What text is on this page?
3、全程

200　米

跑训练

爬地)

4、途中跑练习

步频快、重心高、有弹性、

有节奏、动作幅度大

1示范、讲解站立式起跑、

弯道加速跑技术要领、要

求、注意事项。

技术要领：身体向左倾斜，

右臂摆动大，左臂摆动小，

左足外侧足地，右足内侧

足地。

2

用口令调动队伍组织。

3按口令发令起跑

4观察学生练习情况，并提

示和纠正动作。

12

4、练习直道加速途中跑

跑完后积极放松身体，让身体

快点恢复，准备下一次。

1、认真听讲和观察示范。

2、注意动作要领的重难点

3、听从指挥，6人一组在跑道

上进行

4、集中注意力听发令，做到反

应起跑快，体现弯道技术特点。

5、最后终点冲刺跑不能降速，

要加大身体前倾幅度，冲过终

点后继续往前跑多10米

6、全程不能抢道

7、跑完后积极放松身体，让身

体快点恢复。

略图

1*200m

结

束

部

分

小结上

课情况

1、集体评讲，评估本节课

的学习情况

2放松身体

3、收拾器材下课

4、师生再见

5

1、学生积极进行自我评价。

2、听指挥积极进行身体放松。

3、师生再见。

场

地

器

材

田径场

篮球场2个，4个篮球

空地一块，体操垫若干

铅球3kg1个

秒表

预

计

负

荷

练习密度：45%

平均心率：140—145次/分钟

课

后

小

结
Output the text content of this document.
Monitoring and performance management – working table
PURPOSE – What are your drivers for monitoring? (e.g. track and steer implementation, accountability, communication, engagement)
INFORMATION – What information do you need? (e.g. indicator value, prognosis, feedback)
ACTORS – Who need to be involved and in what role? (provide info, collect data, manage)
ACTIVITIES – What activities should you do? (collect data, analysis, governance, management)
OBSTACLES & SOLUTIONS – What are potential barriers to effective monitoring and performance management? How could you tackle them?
——————————
#### Aim of the task:
Type the material above out again, exactly.

#### Output of the exercise:
What text is on this page?
3、全程

200　米

跑训练

爬地)

4、途中跑练习

步频快、重心高、有弹性、

有节奏、动作幅度大

1示范、讲解站立式起跑、

弯道加速跑技术要领、要

求、注意事项。

技术要领：身体向左倾斜，

右臂摆动大，左臂摆动小，

左足外侧足地，右足内侧

足地。

2

用口令调动队伍组织。

3按口令发令起跑

4观察学生练习情况，并提

示和纠正动作。

12

4、练习直道加速途中跑

跑完后积极放松身体，让身体

快点恢复，准备下一次。

1、认真听讲和观察示范。

2、注意动作要领的重难点

3、听从指挥，6人一组在跑道

上进行

4、集中注意力听发令，做到反

应起跑快，体现弯道技术特点。

5、最后终点冲刺跑不能降速，

要加大身体前倾幅度，冲过终

点后继续往前跑多10米

6、全程不能抢道

7、跑完后积极放松身体，让身

体快点恢复。

略图

1*200m

结

束

部

分

小结上

课情况

1、集体评讲，评估本节课

的学习情况

2放松身体

3、收拾器材下课

4、师生再见

5

1、学生积极进行自我评价。

2、听指挥积极进行身体放松。

3、师生再见。

场

地

器

材

田径场

篮球场2个，4个篮球

空地一块，体操垫若干

铅球3kg1个

秒表

预

计

负

荷

练习密度：45%

平均心率：140—145次/分钟

课

后

小

结
Output the text content of this document.
Monitoring and performance management – working table
PURPOSE – What are your drivers for monitoring? (e.g. track and steer implementation, accountability, communication, engagement)
INFORMATION – What information do you need? (e.g. indicator value, prognosis, feedback)
ACTORS – Who need to be involved and in what role? (provide info, collect data, manage)
ACTIVITIES – What activities should you do? (collect data, analysis, governance, management)
OBSTACLES & SOLUTIONS – What are potential barriers to effective monitoring and performance management? How could you tackle them?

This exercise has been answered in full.